> REQUIRED TASK: Select lines where the word "Power" appears.

> PROVIDED RECORDS:
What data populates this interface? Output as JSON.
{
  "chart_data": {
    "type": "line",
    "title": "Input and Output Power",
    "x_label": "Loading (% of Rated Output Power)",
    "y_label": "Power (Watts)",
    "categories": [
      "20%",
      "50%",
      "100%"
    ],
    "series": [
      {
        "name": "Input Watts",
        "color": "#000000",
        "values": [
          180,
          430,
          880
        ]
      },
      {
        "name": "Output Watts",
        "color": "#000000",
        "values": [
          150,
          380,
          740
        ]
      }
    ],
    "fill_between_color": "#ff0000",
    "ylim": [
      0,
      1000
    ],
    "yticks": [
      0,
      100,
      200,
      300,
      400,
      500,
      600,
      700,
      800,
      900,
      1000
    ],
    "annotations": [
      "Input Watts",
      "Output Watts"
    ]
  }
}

==

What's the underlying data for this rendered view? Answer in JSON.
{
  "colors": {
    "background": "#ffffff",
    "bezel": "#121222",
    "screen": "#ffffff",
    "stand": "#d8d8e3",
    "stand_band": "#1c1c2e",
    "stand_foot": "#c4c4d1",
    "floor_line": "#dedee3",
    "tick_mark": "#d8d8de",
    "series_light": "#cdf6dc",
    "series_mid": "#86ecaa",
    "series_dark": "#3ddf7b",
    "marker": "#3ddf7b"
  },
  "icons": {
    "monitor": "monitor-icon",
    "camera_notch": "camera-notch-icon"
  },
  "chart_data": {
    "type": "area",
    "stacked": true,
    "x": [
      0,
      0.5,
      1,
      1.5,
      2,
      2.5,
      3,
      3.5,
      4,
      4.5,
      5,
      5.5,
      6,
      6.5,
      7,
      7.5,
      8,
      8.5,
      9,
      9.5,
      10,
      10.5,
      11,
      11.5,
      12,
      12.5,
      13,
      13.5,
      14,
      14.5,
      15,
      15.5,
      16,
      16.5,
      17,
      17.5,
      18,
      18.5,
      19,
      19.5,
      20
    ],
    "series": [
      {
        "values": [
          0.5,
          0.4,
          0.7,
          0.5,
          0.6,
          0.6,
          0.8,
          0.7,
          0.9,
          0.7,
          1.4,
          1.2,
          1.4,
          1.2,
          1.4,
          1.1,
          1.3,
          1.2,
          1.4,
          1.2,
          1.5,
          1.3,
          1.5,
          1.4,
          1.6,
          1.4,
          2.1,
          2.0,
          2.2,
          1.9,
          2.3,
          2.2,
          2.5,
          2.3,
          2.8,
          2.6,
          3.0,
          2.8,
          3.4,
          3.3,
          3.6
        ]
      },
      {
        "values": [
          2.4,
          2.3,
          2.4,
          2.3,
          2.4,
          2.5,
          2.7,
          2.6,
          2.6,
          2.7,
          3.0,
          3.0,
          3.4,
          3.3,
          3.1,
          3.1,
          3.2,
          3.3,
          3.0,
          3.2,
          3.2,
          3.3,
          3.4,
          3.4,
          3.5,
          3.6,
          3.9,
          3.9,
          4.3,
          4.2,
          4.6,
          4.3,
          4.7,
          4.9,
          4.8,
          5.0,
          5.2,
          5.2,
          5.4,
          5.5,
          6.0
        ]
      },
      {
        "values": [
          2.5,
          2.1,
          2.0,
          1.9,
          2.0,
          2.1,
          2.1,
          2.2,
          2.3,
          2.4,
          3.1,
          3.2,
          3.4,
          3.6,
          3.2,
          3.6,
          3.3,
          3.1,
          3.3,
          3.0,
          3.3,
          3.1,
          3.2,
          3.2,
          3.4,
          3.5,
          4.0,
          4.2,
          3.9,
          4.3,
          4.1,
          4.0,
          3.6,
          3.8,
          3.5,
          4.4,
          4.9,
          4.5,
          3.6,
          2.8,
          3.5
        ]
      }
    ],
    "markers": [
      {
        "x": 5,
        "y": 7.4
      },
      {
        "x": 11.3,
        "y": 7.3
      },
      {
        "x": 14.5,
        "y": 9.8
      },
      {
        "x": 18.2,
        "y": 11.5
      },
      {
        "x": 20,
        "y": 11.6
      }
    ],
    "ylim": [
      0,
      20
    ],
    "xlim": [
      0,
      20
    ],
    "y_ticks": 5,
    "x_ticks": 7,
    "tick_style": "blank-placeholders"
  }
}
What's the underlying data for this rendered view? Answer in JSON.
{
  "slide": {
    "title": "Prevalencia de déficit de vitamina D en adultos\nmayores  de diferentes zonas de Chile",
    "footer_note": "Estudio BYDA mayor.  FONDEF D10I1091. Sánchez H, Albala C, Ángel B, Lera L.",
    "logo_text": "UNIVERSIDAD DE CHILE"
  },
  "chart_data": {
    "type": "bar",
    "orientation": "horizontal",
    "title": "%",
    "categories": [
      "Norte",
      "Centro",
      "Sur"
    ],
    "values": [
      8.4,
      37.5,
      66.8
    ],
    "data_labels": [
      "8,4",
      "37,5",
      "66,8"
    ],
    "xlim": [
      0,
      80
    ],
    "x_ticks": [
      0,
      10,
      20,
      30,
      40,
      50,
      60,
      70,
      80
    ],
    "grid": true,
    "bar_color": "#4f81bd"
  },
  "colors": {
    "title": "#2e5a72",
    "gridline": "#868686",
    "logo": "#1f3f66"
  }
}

> EXERCISE ANSWER:
    "title": "Input and Output Power",
    "x_label": "Loading (% of Rated Output Power)",
    "y_label": "Power (Watts)",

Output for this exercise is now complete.